Stored records
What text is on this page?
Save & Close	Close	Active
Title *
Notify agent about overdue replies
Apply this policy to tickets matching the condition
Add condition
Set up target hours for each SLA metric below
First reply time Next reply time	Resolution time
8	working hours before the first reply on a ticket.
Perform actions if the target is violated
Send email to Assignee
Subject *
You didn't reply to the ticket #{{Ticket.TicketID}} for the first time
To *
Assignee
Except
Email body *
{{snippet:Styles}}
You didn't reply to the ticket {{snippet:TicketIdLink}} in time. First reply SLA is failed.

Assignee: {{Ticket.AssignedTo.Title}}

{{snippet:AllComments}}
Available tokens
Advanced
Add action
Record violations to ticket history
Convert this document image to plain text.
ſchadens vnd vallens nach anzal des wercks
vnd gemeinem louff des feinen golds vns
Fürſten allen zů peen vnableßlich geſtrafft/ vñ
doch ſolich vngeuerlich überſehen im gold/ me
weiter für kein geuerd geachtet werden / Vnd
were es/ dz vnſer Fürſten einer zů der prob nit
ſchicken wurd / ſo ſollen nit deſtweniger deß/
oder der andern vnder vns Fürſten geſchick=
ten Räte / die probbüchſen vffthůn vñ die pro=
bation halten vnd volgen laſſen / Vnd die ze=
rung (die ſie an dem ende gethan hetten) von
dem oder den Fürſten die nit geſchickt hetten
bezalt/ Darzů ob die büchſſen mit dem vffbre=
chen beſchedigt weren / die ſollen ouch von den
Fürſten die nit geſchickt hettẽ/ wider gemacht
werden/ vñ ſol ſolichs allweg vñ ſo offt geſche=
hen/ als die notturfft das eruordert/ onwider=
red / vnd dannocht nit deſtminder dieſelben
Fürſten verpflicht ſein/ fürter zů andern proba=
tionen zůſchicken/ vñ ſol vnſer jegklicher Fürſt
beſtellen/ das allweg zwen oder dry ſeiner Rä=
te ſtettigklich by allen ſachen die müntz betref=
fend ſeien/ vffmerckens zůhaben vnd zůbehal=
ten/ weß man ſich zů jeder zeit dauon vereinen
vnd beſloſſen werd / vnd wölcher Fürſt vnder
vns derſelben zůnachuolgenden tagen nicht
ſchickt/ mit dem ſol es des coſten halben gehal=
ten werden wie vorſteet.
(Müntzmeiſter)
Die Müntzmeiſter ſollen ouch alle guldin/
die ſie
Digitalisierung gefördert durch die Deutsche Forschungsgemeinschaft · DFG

EXERCISE DESCRIPTION
Copy out the full listing exactly.

EXERCISE ANSWER
What text is on this page?
Save & Close	Close	Active
Title *
Notify agent about overdue replies
Apply this policy to tickets matching the condition
Add condition
Set up target hours for each SLA metric below
First reply time Next reply time	Resolution time
8	working hours before the first reply on a ticket.
Perform actions if the target is violated
Send email to Assignee
Subject *
You didn't reply to the ticket #{{Ticket.TicketID}} for the first time
To *
Assignee
Except
Email body *
{{snippet:Styles}}
You didn't reply to the ticket {{snippet:TicketIdLink}} in time. First reply SLA is failed.

Assignee: {{Ticket.AssignedTo.Title}}

{{snippet:AllComments}}
Available tokens
Advanced
Add action
Record violations to ticket history
Convert this document image to plain text.
ſchadens vnd vallens nach anzal des wercks
vnd gemeinem louff des feinen golds vns
Fürſten allen zů peen vnableßlich geſtrafft/ vñ
doch ſolich vngeuerlich überſehen im gold/ me
weiter für kein geuerd geachtet werden / Vnd
were es/ dz vnſer Fürſten einer zů der prob nit
ſchicken wurd / ſo ſollen nit deſtweniger deß/
oder der andern vnder vns Fürſten geſchick=
ten Räte / die probbüchſen vffthůn vñ die pro=
bation halten vnd volgen laſſen / Vnd die ze=
rung (die ſie an dem ende gethan hetten) von
dem oder den Fürſten die nit geſchickt hetten
bezalt/ Darzů ob die büchſſen mit dem vffbre=
chen beſchedigt weren / die ſollen ouch von den
Fürſten die nit geſchickt hettẽ/ wider gemacht
werden/ vñ ſol ſolichs allweg vñ ſo offt geſche=
hen/ als die notturfft das eruordert/ onwider=
red / vnd dannocht nit deſtminder dieſelben
Fürſten verpflicht ſein/ fürter zů andern proba=
tionen zůſchicken/ vñ ſol vnſer jegklicher Fürſt
beſtellen/ das allweg zwen oder dry ſeiner Rä=
te ſtettigklich by allen ſachen die müntz betref=
fend ſeien/ vffmerckens zůhaben vnd zůbehal=
ten/ weß man ſich zů jeder zeit dauon vereinen
vnd beſloſſen werd / vnd wölcher Fürſt vnder
vns derſelben zůnachuolgenden tagen nicht
ſchickt/ mit dem ſol es des coſten halben gehal=
ten werden wie vorſteet.
(Müntzmeiſter)
Die Müntzmeiſter ſollen ouch alle guldin/
die ſie
Digitalisierung gefördert durch die Deutsche Forschungsgemeinschaft · DFG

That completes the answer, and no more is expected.